──────── Given data ────────
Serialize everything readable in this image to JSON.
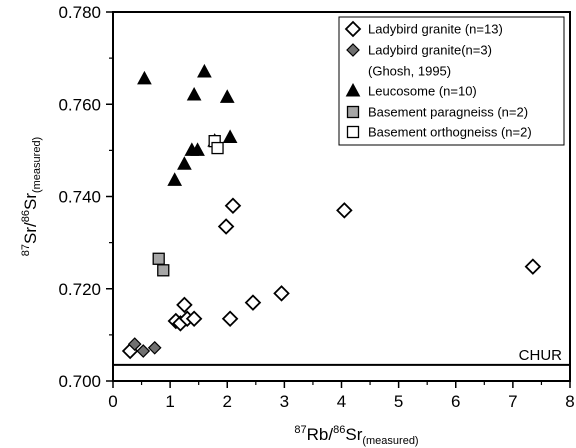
{
  "chart_data": {
    "type": "scatter",
    "xlim": [
      0,
      8
    ],
    "ylim": [
      0.7,
      0.78
    ],
    "x_ticks": [
      "0",
      "1",
      "2",
      "3",
      "4",
      "5",
      "6",
      "7",
      "8"
    ],
    "y_ticks": [
      "0.700",
      "0.720",
      "0.740",
      "0.760",
      "0.780"
    ],
    "xlabel": "87Rb/86Sr(measured)",
    "ylabel": "87Sr/86Sr(measured)",
    "grid": false,
    "legend_position": "top-right",
    "series": [
      {
        "name": "Ladybird granite (n=13)",
        "marker": "diamond-open",
        "color": "#ffffff",
        "x": [
          0.3,
          1.1,
          1.18,
          1.25,
          1.3,
          1.42,
          2.05,
          2.45,
          2.95,
          1.98,
          2.1,
          4.05,
          7.35
        ],
        "y": [
          0.7065,
          0.713,
          0.7125,
          0.7165,
          0.7135,
          0.7135,
          0.7135,
          0.717,
          0.719,
          0.7335,
          0.738,
          0.737,
          0.7248
        ]
      },
      {
        "name": "Ladybird granite(n=3)",
        "name_line2": "(Ghosh, 1995)",
        "marker": "diamond-filled",
        "color": "#707070",
        "x": [
          0.38,
          0.53,
          0.73
        ],
        "y": [
          0.708,
          0.7065,
          0.7072
        ]
      },
      {
        "name": "Leucosome (n=10)",
        "marker": "triangle",
        "color": "#000000",
        "x": [
          0.55,
          1.08,
          1.25,
          1.38,
          1.48,
          1.42,
          1.6,
          1.78,
          2.0,
          2.05
        ],
        "y": [
          0.7655,
          0.7435,
          0.747,
          0.75,
          0.75,
          0.762,
          0.767,
          0.752,
          0.7615,
          0.7528
        ]
      },
      {
        "name": "Basement paragneiss (n=2)",
        "marker": "square-gray",
        "color": "#a6a6a6",
        "x": [
          0.8,
          0.88
        ],
        "y": [
          0.7265,
          0.724
        ]
      },
      {
        "name": "Basement orthogneiss (n=2)",
        "marker": "square-open",
        "color": "#ffffff",
        "x": [
          1.78,
          1.83
        ],
        "y": [
          0.752,
          0.7505
        ]
      }
    ],
    "reference_line": {
      "label": "CHUR",
      "y": 0.7035
    }
  }
}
────────
Your instructions>
Quote every record above exactly, leaving out any pictures.

Worked answer>
Serialize everything readable in this image to JSON.
{
  "chart_data": {
    "type": "scatter",
    "xlim": [
      0,
      8
    ],
    "ylim": [
      0.7,
      0.78
    ],
    "x_ticks": [
      "0",
      "1",
      "2",
      "3",
      "4",
      "5",
      "6",
      "7",
      "8"
    ],
    "y_ticks": [
      "0.700",
      "0.720",
      "0.740",
      "0.760",
      "0.780"
    ],
    "xlabel": "87Rb/86Sr(measured)",
    "ylabel": "87Sr/86Sr(measured)",
    "grid": false,
    "legend_position": "top-right",
    "series": [
      {
        "name": "Ladybird granite (n=13)",
        "marker": "diamond-open",
        "color": "#ffffff",
        "x": [
          0.3,
          1.1,
          1.18,
          1.25,
          1.3,
          1.42,
          2.05,
          2.45,
          2.95,
          1.98,
          2.1,
          4.05,
          7.35
        ],
        "y": [
          0.7065,
          0.713,
          0.7125,
          0.7165,
          0.7135,
          0.7135,
          0.7135,
          0.717,
          0.719,
          0.7335,
          0.738,
          0.737,
          0.7248
        ]
      },
      {
        "name": "Ladybird granite(n=3)",
        "name_line2": "(Ghosh, 1995)",
        "marker": "diamond-filled",
        "color": "#707070",
        "x": [
          0.38,
          0.53,
          0.73
        ],
        "y": [
          0.708,
          0.7065,
          0.7072
        ]
      },
      {
        "name": "Leucosome (n=10)",
        "marker": "triangle",
        "color": "#000000",
        "x": [
          0.55,
          1.08,
          1.25,
          1.38,
          1.48,
          1.42,
          1.6,
          1.78,
          2.0,
          2.05
        ],
        "y": [
          0.7655,
          0.7435,
          0.747,
          0.75,
          0.75,
          0.762,
          0.767,
          0.752,
          0.7615,
          0.7528
        ]
      },
      {
        "name": "Basement paragneiss (n=2)",
        "marker": "square-gray",
        "color": "#a6a6a6",
        "x": [
          0.8,
          0.88
        ],
        "y": [
          0.7265,
          0.724
        ]
      },
      {
        "name": "Basement orthogneiss (n=2)",
        "marker": "square-open",
        "color": "#ffffff",
        "x": [
          1.78,
          1.83
        ],
        "y": [
          0.752,
          0.7505
        ]
      }
    ],
    "reference_line": {
      "label": "CHUR",
      "y": 0.7035
    }
  }
}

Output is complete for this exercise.